**ACTIVITIES**:
1/ In the excerpt on metals in the São Carlos river basins, list each study cited as having been carried out specifically on the Monjolinho river basin, giving author and year.
2/ Copy word for word the part of the excerpt on metals in the São Carlos river basins that begins at the words "In the region" and stops after "the Jacaré-Guaçú basin.".

**EXCERPTED PASSAGE**:
● ● ● ● ● ● ●
In the region of São Carlos, some studies were conducted to evaluate the environmental conditions of lotic bodies, as Rios (1993), Santos (1993) and Teixeira (1993). Specifically for the Monjolinho river basin, several studies have been carried out on various aspects, including those developed by Povinelli (1972), Gomes (1981), Santos (1990), Sé (1992), Salami (1996) and Pelaez-Rodriguez (2001). Only Pelaez-Rodriguez (2001) focused on the analysis of metals in bodies of water of the Jacaré-Guaçú basin.

Given the importance of studying metals as pollutants of aquatic ecosystems and the absence of behavioural studies of this pollutant, considering the watershed as a whole, from the southeast of Brazil, this project aimed to evaluate the concentration of metal in the basins of Monjolinho and Feijão rivers. The study aimed to evaluate the concentrations of the metals Al, Cd, Pb, Zn, Cr, Co, Cu, Fe, Mn and Ni in the water and sediment, to quantify and investigate the routes of intake of these metals for the watershed.

 

2. Methods

2.1. Study area

The city of São Carlos is located in central São Paulo State, between coordinates 47° 30' and 48° 30' Longitude, 21° 30' and 22° 30' Latitude. The area of the city is 1.132 km2, with a population of about 219,000 inhabitants, of whom 93.6% are of an urban settlement. The climate is classified as humid subtropical (Tolentino, 1967) or mild mesothermal (Nimer, 1972), with hot and humid summer from October to March, and cold and dry winter from April to September. The draining of the city has a dendritic pattern, reflecting the regional geology. The city has a rich water supply and the Monjolinho river is responsible for major urban drainage, crossing the city from east to west. The streams of Gregório, St. Maria Madalena and Tijuco Preto, which are Monjolinho tributaries, are located in the centre and north of São Carlos. They all have small flow and stabilised profiles. The Feijão river, the main surface water source that supplies the city of São Carlos, is 13 km from the centre of the city. The other surface water catchment is the Espraiado, near Monjolinho river. Figure 1 shows the sampling sites and Table 1 shows the rivers and corresponding sampling sites.
● ● ● ● ● ● ●
(Records from a data collection)
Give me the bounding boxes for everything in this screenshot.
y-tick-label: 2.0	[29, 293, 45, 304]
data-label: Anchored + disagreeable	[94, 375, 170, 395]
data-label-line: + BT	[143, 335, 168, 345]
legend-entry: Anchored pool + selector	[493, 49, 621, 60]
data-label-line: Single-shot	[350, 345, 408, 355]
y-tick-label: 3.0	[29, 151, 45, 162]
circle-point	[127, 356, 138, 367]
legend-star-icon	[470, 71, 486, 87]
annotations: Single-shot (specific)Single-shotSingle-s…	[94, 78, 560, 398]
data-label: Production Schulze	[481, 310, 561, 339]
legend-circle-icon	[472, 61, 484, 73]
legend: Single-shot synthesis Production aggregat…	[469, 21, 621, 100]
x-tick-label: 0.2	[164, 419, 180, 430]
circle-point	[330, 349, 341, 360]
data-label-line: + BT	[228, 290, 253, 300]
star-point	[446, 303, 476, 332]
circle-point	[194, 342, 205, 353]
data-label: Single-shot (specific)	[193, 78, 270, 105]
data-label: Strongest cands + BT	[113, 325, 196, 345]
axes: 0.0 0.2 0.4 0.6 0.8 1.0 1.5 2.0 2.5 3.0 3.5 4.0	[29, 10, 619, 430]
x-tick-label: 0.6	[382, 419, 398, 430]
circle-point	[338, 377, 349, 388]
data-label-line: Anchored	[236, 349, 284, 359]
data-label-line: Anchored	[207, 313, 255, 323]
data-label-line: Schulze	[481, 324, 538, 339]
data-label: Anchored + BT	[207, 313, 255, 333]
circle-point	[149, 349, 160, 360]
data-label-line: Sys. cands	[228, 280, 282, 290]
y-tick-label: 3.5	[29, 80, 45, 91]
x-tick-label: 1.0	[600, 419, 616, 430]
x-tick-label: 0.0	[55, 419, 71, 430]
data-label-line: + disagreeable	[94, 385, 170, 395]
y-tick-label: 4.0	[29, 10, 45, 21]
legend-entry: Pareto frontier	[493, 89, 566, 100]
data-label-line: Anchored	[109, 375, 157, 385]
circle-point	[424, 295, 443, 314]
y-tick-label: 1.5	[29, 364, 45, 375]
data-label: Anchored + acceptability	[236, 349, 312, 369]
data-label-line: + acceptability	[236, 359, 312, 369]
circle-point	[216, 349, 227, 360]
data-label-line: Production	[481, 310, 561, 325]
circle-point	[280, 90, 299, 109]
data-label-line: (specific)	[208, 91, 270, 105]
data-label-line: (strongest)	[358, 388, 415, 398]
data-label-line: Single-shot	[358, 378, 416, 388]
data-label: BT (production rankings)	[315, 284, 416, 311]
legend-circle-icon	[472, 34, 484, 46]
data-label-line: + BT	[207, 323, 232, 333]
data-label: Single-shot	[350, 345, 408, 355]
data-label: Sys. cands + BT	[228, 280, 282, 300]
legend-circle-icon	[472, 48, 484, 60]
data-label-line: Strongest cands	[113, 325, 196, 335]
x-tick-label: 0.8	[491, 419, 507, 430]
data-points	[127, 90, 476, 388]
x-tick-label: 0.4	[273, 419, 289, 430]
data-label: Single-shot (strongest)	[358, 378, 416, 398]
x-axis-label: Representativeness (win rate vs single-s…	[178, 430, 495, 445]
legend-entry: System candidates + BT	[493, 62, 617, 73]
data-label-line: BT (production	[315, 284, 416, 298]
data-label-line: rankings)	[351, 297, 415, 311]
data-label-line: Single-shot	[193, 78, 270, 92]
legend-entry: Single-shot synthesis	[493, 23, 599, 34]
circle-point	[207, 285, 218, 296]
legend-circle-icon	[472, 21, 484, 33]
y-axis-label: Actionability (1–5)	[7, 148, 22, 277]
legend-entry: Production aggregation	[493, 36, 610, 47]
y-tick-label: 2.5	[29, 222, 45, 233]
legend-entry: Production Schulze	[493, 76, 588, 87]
● ● ● ● ● ● ●
**RESULTS OF THE EXERCISE**:
1/
Povinelli (1972)
Gomes (1981)
Santos (1990)
Sé (1992)
Salami (1996)
Pelaez-Rodriguez (2001)

2/
In the region of São Carlos, some studies were conducted to evaluate the environmental conditions of lotic bodies, as Rios (1993), Santos (1993) and Teixeira (1993). Specifically for the Monjolinho river basin, several studies have been carried out on various aspects, including those developed by Povinelli (1972), Gomes (1981), Santos (1990), Sé (1992), Salami (1996) and Pelaez-Rodriguez (2001). Only Pelaez-Rodriguez (2001) focused on the analysis of metals in bodies of water of the Jacaré-Guaçú basin.